Dataset excerpts
_ _ _

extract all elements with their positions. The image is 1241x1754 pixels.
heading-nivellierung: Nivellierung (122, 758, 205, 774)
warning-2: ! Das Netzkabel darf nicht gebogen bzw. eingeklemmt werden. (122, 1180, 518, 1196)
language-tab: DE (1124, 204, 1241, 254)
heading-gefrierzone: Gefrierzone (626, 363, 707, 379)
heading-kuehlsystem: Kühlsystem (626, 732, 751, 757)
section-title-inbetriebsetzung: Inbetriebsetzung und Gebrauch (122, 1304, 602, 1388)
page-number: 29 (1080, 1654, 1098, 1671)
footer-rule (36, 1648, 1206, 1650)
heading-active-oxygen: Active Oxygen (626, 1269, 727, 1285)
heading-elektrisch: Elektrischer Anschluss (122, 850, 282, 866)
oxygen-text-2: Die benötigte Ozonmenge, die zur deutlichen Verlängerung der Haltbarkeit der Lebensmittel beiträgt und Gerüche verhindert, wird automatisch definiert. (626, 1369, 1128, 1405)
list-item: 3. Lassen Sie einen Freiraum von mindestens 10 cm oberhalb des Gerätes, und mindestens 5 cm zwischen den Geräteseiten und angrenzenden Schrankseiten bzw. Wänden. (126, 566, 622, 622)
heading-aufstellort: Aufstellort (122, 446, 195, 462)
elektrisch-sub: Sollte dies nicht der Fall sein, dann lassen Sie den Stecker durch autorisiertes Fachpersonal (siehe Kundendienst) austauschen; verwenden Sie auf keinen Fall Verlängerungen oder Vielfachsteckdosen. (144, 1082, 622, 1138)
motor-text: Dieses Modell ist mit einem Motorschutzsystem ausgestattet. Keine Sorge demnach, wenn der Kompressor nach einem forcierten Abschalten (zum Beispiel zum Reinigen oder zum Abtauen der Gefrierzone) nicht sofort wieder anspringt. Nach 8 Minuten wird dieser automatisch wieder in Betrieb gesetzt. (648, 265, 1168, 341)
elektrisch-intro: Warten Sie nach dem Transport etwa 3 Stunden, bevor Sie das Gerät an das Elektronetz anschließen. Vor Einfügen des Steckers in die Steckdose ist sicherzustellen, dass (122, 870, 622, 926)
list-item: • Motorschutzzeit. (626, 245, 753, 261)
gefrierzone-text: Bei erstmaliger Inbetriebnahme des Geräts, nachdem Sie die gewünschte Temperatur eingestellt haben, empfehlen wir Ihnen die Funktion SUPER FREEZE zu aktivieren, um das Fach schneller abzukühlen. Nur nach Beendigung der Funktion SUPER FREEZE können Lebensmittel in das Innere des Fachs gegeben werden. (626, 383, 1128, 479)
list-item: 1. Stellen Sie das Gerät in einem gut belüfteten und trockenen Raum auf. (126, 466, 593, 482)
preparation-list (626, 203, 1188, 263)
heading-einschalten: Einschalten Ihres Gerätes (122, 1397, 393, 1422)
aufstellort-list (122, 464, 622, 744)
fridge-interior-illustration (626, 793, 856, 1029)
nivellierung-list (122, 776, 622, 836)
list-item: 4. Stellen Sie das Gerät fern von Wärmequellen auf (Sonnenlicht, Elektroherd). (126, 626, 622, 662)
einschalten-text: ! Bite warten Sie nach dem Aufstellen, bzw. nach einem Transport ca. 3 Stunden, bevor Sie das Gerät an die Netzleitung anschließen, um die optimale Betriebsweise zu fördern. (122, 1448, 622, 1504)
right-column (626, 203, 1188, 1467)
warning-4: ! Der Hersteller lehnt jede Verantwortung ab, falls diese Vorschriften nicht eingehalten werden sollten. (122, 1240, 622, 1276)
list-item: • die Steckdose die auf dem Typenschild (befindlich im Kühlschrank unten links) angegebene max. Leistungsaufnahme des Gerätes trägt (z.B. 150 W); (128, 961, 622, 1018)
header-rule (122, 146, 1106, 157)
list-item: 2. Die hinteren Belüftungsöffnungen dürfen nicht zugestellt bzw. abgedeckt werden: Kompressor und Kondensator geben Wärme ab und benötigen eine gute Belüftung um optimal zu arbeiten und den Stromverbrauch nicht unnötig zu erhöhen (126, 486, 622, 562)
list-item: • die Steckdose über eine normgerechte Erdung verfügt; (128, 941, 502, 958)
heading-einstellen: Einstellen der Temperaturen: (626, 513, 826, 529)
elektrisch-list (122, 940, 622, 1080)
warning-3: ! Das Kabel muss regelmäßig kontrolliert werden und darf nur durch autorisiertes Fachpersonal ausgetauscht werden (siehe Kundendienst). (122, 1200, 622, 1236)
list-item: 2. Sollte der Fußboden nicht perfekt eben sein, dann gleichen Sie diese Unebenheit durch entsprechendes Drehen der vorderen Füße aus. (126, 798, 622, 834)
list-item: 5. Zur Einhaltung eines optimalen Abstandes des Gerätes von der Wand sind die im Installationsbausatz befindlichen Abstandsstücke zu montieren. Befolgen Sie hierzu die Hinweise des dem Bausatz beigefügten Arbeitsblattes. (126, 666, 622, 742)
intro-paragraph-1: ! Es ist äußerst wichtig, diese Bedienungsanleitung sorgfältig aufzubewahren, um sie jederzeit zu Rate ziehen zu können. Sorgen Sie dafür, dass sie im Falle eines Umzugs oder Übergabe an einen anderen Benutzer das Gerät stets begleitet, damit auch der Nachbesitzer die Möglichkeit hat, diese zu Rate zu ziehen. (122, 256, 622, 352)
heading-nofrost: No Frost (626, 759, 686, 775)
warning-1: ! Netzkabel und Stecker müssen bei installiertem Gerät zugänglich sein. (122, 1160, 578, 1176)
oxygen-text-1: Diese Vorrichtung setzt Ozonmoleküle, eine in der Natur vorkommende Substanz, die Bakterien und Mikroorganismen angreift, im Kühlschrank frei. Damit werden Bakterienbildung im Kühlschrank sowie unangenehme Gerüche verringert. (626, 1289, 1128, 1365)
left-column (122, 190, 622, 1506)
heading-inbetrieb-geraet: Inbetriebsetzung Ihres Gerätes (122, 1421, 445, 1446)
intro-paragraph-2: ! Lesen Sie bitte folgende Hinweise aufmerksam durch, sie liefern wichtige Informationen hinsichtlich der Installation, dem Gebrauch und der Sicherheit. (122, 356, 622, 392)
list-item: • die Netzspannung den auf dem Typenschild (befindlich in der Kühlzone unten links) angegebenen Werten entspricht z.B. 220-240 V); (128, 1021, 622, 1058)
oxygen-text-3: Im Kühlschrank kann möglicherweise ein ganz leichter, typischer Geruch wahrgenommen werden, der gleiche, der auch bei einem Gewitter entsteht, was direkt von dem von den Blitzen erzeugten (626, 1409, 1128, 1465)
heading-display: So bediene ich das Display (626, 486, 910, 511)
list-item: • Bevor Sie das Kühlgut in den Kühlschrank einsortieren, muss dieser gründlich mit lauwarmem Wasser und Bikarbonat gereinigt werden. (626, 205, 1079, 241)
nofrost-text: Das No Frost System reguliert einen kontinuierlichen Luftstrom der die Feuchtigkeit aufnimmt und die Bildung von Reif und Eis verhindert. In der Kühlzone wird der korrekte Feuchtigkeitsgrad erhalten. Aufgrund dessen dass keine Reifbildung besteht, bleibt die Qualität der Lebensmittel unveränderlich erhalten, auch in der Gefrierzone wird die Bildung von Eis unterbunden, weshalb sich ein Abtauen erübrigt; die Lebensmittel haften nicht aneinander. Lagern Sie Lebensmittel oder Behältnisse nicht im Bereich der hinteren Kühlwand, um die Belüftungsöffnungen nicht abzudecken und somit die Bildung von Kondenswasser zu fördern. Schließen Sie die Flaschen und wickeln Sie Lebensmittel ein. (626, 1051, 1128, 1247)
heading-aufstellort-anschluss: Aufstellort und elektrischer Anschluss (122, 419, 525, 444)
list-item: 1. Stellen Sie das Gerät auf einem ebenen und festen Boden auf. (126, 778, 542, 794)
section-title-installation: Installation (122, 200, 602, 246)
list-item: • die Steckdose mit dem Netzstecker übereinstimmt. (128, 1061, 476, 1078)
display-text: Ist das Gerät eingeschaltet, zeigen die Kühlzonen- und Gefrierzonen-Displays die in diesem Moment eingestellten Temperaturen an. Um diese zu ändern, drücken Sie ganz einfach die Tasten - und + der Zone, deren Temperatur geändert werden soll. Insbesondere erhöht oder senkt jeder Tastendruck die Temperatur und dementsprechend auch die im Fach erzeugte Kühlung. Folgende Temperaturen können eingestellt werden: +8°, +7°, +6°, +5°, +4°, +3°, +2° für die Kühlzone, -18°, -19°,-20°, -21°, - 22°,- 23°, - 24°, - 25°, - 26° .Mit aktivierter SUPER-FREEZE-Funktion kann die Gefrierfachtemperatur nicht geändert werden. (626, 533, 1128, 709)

_ _ _

Exercise goal
Number of lines above with the word "Fachpersonal": supply it alone.

Response to the task
2